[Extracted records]
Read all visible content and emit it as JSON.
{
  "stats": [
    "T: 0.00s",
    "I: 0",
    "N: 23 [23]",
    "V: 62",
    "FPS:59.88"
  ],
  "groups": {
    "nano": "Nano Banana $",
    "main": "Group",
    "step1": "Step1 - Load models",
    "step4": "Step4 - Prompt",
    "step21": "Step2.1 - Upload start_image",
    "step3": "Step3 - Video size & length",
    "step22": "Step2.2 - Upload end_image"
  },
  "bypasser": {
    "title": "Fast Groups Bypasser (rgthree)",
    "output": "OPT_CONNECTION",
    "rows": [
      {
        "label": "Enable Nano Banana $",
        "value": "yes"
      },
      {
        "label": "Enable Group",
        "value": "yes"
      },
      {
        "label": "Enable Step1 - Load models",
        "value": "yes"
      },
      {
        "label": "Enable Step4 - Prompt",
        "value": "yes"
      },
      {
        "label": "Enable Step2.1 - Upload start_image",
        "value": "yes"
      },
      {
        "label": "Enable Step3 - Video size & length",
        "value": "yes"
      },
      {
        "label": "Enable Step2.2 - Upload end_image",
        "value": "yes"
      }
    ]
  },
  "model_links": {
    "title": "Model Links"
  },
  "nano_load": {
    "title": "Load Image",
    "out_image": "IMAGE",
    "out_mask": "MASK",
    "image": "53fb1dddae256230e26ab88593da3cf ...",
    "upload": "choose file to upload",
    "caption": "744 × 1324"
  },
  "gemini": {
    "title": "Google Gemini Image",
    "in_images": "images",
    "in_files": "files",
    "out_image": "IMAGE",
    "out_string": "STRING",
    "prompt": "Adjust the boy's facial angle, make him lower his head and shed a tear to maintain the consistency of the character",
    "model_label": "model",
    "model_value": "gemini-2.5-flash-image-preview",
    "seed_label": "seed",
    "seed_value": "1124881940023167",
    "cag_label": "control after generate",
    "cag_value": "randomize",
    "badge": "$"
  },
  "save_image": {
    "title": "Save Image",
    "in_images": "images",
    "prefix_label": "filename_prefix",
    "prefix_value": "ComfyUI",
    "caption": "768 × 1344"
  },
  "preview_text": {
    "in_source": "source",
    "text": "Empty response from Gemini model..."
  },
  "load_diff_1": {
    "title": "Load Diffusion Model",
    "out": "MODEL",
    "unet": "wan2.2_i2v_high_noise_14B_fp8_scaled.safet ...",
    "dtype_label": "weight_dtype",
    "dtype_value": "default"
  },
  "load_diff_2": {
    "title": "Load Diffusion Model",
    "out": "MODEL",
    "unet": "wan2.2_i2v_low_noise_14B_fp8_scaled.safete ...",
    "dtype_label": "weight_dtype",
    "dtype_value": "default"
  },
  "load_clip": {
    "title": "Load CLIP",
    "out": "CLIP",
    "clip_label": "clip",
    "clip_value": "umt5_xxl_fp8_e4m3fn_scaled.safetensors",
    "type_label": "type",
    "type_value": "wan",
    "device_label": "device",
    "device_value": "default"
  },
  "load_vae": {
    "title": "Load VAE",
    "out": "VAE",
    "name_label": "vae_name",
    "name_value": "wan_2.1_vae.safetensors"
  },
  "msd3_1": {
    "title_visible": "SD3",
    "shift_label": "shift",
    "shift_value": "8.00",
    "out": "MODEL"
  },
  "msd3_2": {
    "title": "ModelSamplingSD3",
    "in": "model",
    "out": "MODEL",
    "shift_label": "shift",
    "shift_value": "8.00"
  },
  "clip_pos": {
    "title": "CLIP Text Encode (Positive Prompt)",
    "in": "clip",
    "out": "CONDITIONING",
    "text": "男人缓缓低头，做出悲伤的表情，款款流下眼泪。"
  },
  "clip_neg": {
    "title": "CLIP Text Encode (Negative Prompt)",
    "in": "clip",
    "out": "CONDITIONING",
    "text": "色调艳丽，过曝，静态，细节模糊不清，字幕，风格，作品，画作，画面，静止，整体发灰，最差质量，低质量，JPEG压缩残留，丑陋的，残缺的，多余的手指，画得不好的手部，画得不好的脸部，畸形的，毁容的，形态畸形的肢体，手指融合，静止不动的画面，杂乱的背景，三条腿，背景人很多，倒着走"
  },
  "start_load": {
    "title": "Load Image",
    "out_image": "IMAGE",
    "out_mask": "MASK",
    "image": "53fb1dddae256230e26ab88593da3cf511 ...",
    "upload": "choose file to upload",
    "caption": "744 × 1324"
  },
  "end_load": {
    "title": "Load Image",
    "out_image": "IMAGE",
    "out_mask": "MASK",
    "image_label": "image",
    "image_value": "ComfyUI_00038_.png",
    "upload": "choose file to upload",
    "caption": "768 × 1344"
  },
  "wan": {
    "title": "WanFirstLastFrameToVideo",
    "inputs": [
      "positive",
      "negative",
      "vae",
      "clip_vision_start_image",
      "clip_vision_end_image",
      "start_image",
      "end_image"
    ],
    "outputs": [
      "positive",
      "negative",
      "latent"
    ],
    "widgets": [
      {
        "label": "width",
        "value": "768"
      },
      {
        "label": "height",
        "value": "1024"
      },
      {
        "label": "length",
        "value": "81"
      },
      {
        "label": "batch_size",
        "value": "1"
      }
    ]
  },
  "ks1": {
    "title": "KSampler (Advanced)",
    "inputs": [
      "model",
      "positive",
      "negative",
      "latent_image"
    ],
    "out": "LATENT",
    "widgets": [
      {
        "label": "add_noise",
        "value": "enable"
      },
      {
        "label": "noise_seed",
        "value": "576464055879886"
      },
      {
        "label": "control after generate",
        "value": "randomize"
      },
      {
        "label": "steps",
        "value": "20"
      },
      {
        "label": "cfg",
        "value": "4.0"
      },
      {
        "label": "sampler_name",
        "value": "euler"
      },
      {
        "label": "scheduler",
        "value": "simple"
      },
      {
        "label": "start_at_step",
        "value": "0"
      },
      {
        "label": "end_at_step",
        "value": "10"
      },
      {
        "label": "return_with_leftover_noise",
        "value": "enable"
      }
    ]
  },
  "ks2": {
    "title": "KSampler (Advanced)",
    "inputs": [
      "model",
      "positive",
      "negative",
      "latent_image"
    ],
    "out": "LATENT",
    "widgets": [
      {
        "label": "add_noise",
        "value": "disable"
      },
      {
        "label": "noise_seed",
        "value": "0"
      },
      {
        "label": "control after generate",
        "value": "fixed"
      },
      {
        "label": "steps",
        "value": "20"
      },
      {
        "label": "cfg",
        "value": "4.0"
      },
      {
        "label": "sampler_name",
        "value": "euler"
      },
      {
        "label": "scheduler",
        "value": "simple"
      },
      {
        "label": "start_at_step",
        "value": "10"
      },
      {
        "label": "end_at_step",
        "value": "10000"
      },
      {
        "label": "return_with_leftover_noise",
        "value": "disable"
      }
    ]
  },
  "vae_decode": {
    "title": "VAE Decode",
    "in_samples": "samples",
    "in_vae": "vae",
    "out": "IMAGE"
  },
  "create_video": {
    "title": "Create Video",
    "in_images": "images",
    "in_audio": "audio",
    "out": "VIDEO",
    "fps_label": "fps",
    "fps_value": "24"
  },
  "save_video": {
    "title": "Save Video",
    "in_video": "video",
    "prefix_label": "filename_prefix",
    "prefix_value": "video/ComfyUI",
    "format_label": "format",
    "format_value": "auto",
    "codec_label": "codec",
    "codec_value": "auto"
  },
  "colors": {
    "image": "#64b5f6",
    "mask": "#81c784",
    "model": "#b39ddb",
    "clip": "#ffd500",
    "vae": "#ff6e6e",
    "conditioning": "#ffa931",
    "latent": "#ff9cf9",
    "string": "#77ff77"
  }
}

* WHAT THIS TASK INVOLVES *
For the listing above, identify each line bearing "unet".

* WRITTEN ANSWER *
    "unet": "wan2.2_i2v_high_noise_14B_fp8_scaled.safet ...",
    "unet": "wan2.2_i2v_low_noise_14B_fp8_scaled.safete ...",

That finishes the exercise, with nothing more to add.